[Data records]

╔══

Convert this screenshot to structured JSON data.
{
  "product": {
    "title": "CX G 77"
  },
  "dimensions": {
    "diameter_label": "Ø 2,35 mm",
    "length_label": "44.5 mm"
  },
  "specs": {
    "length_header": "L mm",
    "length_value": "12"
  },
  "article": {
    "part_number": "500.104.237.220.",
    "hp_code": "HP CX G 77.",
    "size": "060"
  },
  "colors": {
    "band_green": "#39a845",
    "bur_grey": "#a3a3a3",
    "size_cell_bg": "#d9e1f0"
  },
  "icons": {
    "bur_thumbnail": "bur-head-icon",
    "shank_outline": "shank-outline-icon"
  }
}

╚══

## EXERCISE:
The records above are to be repeated exactly, in their entirety.

## TASK RESPONSE:
Convert this screenshot to structured JSON data.
{
  "product": {
    "title": "CX G 77"
  },
  "dimensions": {
    "diameter_label": "Ø 2,35 mm",
    "length_label": "44.5 mm"
  },
  "specs": {
    "length_header": "L mm",
    "length_value": "12"
  },
  "article": {
    "part_number": "500.104.237.220.",
    "hp_code": "HP CX G 77.",
    "size": "060"
  },
  "colors": {
    "band_green": "#39a845",
    "bur_grey": "#a3a3a3",
    "size_cell_bg": "#d9e1f0"
  },
  "icons": {
    "bur_thumbnail": "bur-head-icon",
    "shank_outline": "shank-outline-icon"
  }
}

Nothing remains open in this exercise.